**Instructions for the task:** Reproduce all of the material word for word.

**Data provided:**

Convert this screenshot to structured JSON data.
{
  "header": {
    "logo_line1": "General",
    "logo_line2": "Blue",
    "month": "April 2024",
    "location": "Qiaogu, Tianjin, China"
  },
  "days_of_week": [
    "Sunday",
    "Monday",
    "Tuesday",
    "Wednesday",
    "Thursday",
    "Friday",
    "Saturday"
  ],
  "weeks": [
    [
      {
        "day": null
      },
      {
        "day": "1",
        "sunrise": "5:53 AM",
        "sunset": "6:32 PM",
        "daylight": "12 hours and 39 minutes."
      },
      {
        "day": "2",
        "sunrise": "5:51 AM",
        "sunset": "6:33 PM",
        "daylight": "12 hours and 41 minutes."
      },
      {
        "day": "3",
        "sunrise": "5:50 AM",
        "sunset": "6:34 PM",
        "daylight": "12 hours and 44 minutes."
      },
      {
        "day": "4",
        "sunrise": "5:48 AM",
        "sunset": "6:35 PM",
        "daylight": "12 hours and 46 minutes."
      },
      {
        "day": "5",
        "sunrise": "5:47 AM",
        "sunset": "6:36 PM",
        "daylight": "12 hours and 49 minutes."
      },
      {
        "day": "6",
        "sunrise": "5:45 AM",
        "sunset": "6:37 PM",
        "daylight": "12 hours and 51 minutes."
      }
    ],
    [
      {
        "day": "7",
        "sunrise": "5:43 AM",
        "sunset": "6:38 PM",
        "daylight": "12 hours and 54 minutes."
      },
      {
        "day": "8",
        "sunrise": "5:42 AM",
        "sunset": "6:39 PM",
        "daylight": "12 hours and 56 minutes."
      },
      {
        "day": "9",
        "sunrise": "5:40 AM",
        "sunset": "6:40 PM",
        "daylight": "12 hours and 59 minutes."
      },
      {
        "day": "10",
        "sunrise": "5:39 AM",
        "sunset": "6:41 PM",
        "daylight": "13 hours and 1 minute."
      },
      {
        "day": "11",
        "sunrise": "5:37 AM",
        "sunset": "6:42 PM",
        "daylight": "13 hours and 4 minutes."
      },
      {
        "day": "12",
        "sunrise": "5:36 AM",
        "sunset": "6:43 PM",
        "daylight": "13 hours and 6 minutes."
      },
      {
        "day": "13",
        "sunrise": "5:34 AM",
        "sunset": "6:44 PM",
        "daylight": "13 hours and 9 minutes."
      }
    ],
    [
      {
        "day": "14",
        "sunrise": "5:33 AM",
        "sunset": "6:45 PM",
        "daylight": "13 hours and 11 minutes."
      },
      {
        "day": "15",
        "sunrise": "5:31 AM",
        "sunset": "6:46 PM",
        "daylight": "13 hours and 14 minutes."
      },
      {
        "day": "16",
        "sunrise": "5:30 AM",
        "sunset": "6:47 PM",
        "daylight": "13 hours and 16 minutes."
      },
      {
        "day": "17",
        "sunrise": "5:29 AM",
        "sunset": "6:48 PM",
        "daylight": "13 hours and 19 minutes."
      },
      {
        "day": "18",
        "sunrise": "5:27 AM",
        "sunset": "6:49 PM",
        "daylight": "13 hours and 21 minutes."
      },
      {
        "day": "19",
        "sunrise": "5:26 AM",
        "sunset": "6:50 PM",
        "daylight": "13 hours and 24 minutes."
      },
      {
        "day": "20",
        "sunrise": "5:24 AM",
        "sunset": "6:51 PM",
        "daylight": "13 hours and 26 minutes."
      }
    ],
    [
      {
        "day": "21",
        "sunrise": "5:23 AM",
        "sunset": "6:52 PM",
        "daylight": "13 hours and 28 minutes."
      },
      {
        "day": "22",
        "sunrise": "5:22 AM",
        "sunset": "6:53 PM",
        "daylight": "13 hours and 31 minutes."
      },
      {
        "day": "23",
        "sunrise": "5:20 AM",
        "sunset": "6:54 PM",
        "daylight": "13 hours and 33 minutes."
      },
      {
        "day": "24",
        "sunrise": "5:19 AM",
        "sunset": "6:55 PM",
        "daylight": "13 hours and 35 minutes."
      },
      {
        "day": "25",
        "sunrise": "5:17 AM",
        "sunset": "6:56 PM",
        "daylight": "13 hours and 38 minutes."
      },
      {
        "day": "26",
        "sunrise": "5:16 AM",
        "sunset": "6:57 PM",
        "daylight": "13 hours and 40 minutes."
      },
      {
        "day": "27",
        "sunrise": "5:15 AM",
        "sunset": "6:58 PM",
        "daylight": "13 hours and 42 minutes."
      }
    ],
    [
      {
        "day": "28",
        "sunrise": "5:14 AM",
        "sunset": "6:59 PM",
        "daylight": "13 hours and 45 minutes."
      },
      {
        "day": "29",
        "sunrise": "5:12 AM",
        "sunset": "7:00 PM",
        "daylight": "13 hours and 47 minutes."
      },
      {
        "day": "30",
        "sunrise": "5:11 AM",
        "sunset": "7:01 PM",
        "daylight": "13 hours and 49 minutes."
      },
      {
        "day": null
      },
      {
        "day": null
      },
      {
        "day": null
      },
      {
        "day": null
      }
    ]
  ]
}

**Finished exercise:**
Convert this screenshot to structured JSON data.
{
  "header": {
    "logo_line1": "General",
    "logo_line2": "Blue",
    "month": "April 2024",
    "location": "Qiaogu, Tianjin, China"
  },
  "days_of_week": [
    "Sunday",
    "Monday",
    "Tuesday",
    "Wednesday",
    "Thursday",
    "Friday",
    "Saturday"
  ],
  "weeks": [
    [
      {
        "day": null
      },
      {
        "day": "1",
        "sunrise": "5:53 AM",
        "sunset": "6:32 PM",
        "daylight": "12 hours and 39 minutes."
      },
      {
        "day": "2",
        "sunrise": "5:51 AM",
        "sunset": "6:33 PM",
        "daylight": "12 hours and 41 minutes."
      },
      {
        "day": "3",
        "sunrise": "5:50 AM",
        "sunset": "6:34 PM",
        "daylight": "12 hours and 44 minutes."
      },
      {
        "day": "4",
        "sunrise": "5:48 AM",
        "sunset": "6:35 PM",
        "daylight": "12 hours and 46 minutes."
      },
      {
        "day": "5",
        "sunrise": "5:47 AM",
        "sunset": "6:36 PM",
        "daylight": "12 hours and 49 minutes."
      },
      {
        "day": "6",
        "sunrise": "5:45 AM",
        "sunset": "6:37 PM",
        "daylight": "12 hours and 51 minutes."
      }
    ],
    [
      {
        "day": "7",
        "sunrise": "5:43 AM",
        "sunset": "6:38 PM",
        "daylight": "12 hours and 54 minutes."
      },
      {
        "day": "8",
        "sunrise": "5:42 AM",
        "sunset": "6:39 PM",
        "daylight": "12 hours and 56 minutes."
      },
      {
        "day": "9",
        "sunrise": "5:40 AM",
        "sunset": "6:40 PM",
        "daylight": "12 hours and 59 minutes."
      },
      {
        "day": "10",
        "sunrise": "5:39 AM",
        "sunset": "6:41 PM",
        "daylight": "13 hours and 1 minute."
      },
      {
        "day": "11",
        "sunrise": "5:37 AM",
        "sunset": "6:42 PM",
        "daylight": "13 hours and 4 minutes."
      },
      {
        "day": "12",
        "sunrise": "5:36 AM",
        "sunset": "6:43 PM",
        "daylight": "13 hours and 6 minutes."
      },
      {
        "day": "13",
        "sunrise": "5:34 AM",
        "sunset": "6:44 PM",
        "daylight": "13 hours and 9 minutes."
      }
    ],
    [
      {
        "day": "14",
        "sunrise": "5:33 AM",
        "sunset": "6:45 PM",
        "daylight": "13 hours and 11 minutes."
      },
      {
        "day": "15",
        "sunrise": "5:31 AM",
        "sunset": "6:46 PM",
        "daylight": "13 hours and 14 minutes."
      },
      {
        "day": "16",
        "sunrise": "5:30 AM",
        "sunset": "6:47 PM",
        "daylight": "13 hours and 16 minutes."
      },
      {
        "day": "17",
        "sunrise": "5:29 AM",
        "sunset": "6:48 PM",
        "daylight": "13 hours and 19 minutes."
      },
      {
        "day": "18",
        "sunrise": "5:27 AM",
        "sunset": "6:49 PM",
        "daylight": "13 hours and 21 minutes."
      },
      {
        "day": "19",
        "sunrise": "5:26 AM",
        "sunset": "6:50 PM",
        "daylight": "13 hours and 24 minutes."
      },
      {
        "day": "20",
        "sunrise": "5:24 AM",
        "sunset": "6:51 PM",
        "daylight": "13 hours and 26 minutes."
      }
    ],
    [
      {
        "day": "21",
        "sunrise": "5:23 AM",
        "sunset": "6:52 PM",
        "daylight": "13 hours and 28 minutes."
      },
      {
        "day": "22",
        "sunrise": "5:22 AM",
        "sunset": "6:53 PM",
        "daylight": "13 hours and 31 minutes."
      },
      {
        "day": "23",
        "sunrise": "5:20 AM",
        "sunset": "6:54 PM",
        "daylight": "13 hours and 33 minutes."
      },
      {
        "day": "24",
        "sunrise": "5:19 AM",
        "sunset": "6:55 PM",
        "daylight": "13 hours and 35 minutes."
      },
      {
        "day": "25",
        "sunrise": "5:17 AM",
        "sunset": "6:56 PM",
        "daylight": "13 hours and 38 minutes."
      },
      {
        "day": "26",
        "sunrise": "5:16 AM",
        "sunset": "6:57 PM",
        "daylight": "13 hours and 40 minutes."
      },
      {
        "day": "27",
        "sunrise": "5:15 AM",
        "sunset": "6:58 PM",
        "daylight": "13 hours and 42 minutes."
      }
    ],
    [
      {
        "day": "28",
        "sunrise": "5:14 AM",
        "sunset": "6:59 PM",
        "daylight": "13 hours and 45 minutes."
      },
      {
        "day": "29",
        "sunrise": "5:12 AM",
        "sunset": "7:00 PM",
        "daylight": "13 hours and 47 minutes."
      },
      {
        "day": "30",
        "sunrise": "5:11 AM",
        "sunset": "7:01 PM",
        "daylight": "13 hours and 49 minutes."
      },
      {
        "day": null
      },
      {
        "day": null
      },
      {
        "day": null
      },
      {
        "day": null
      }
    ]
  ]
}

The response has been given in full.